• What the exercise asks:
Without the pictures, print each of the records below exactly as it appears.

• Dataset rows:

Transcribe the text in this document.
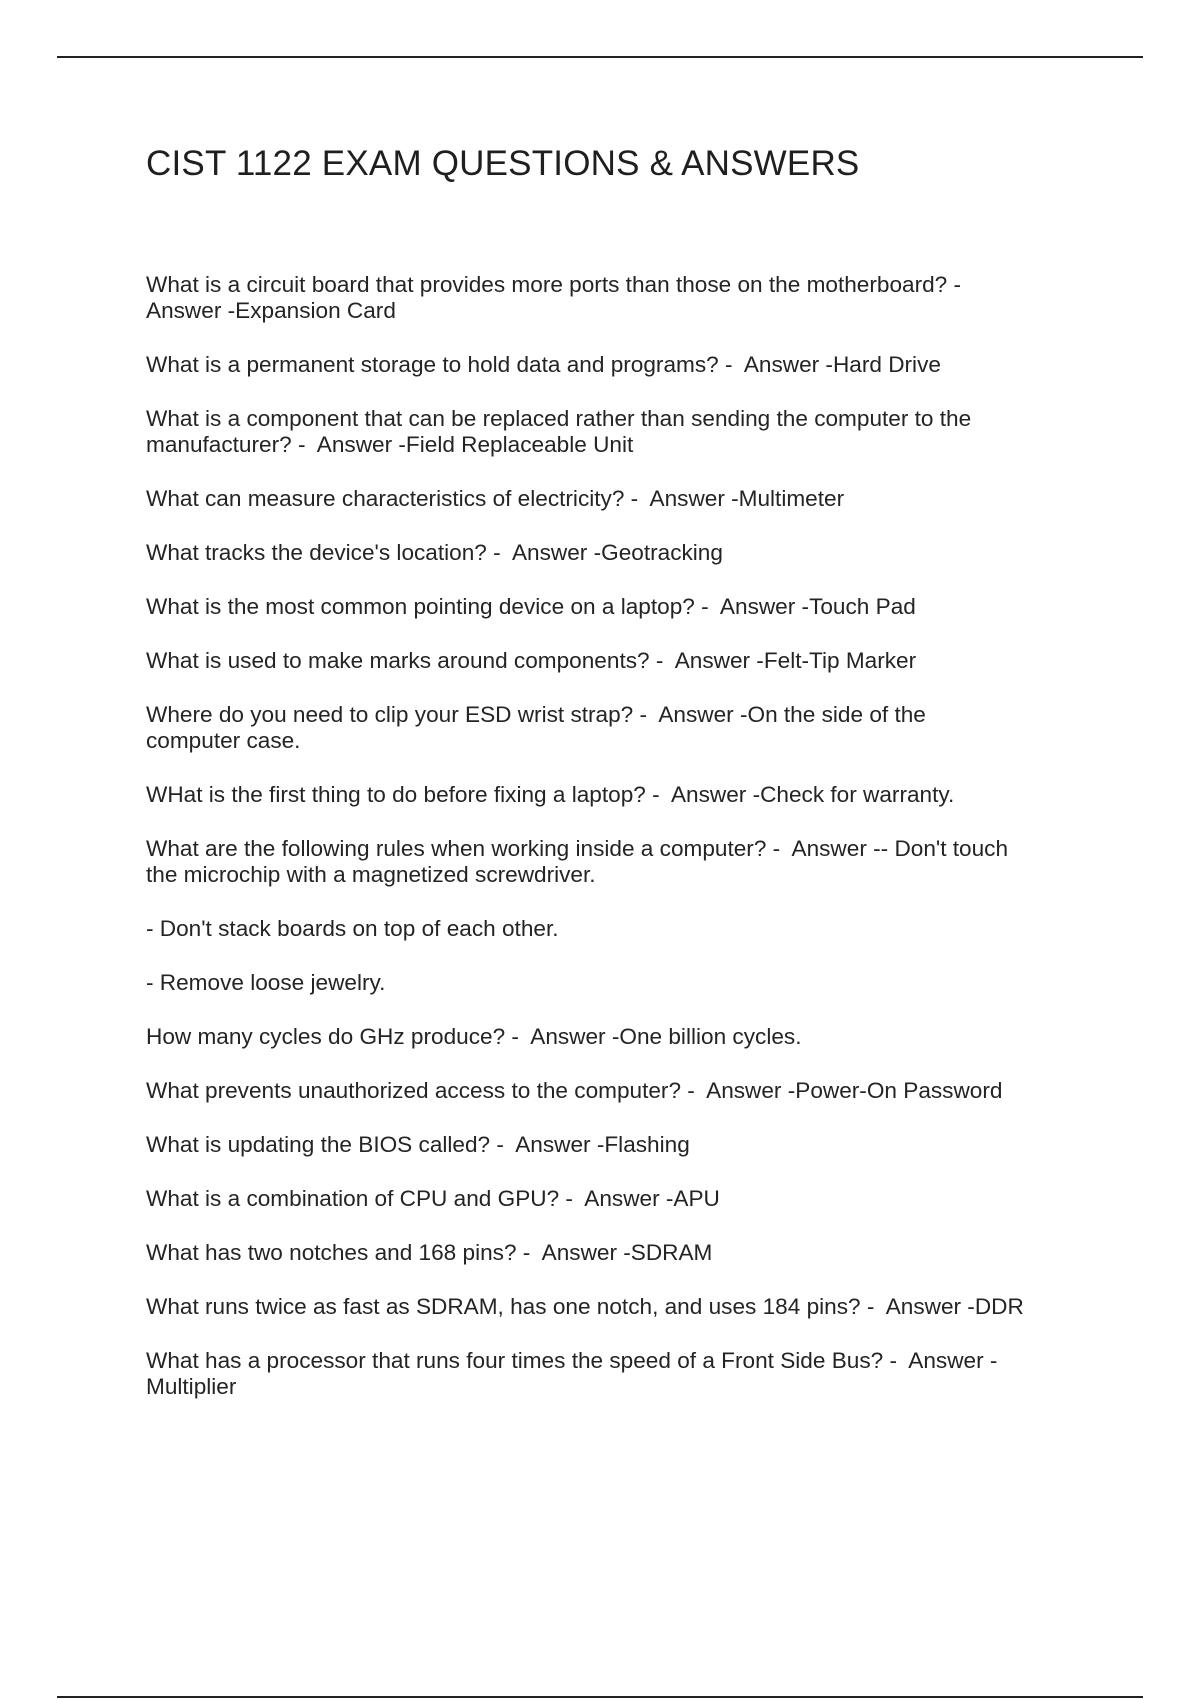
CIST 1122 EXAM QUESTIONS & ANSWERS
What is a circuit board that provides more ports than those on the motherboard? -
Answer -Expansion Card
What is a permanent storage to hold data and programs? -  Answer -Hard Drive
What is a component that can be replaced rather than sending the computer to the
manufacturer? -  Answer -Field Replaceable Unit
What can measure characteristics of electricity? -  Answer -Multimeter
What tracks the device's location? -  Answer -Geotracking
What is the most common pointing device on a laptop? -  Answer -Touch Pad
What is used to make marks around components? -  Answer -Felt-Tip Marker
Where do you need to clip your ESD wrist strap? -  Answer -On the side of the
computer case.
WHat is the first thing to do before fixing a laptop? -  Answer -Check for warranty.
What are the following rules when working inside a computer? -  Answer -- Don't touch
the microchip with a magnetized screwdriver.
- Don't stack boards on top of each other.
- Remove loose jewelry.
How many cycles do GHz produce? -  Answer -One billion cycles.
What prevents unauthorized access to the computer? -  Answer -Power-On Password
What is updating the BIOS called? -  Answer -Flashing
What is a combination of CPU and GPU? -  Answer -APU
What has two notches and 168 pins? -  Answer -SDRAM
What runs twice as fast as SDRAM, has one notch, and uses 184 pins? -  Answer -DDR
What has a processor that runs four times the speed of a Front Side Bus? -  Answer -
Multiplier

• Final answer:
Transcribe the text in this document.
CIST 1122 EXAM QUESTIONS & ANSWERS
What is a circuit board that provides more ports than those on the motherboard? -
Answer -Expansion Card
What is a permanent storage to hold data and programs? -  Answer -Hard Drive
What is a component that can be replaced rather than sending the computer to the
manufacturer? -  Answer -Field Replaceable Unit
What can measure characteristics of electricity? -  Answer -Multimeter
What tracks the device's location? -  Answer -Geotracking
What is the most common pointing device on a laptop? -  Answer -Touch Pad
What is used to make marks around components? -  Answer -Felt-Tip Marker
Where do you need to clip your ESD wrist strap? -  Answer -On the side of the
computer case.
WHat is the first thing to do before fixing a laptop? -  Answer -Check for warranty.
What are the following rules when working inside a computer? -  Answer -- Don't touch
the microchip with a magnetized screwdriver.
- Don't stack boards on top of each other.
- Remove loose jewelry.
How many cycles do GHz produce? -  Answer -One billion cycles.
What prevents unauthorized access to the computer? -  Answer -Power-On Password
What is updating the BIOS called? -  Answer -Flashing
What is a combination of CPU and GPU? -  Answer -APU
What has two notches and 168 pins? -  Answer -SDRAM
What runs twice as fast as SDRAM, has one notch, and uses 184 pins? -  Answer -DDR
What has a processor that runs four times the speed of a Front Side Bus? -  Answer -
Multiplier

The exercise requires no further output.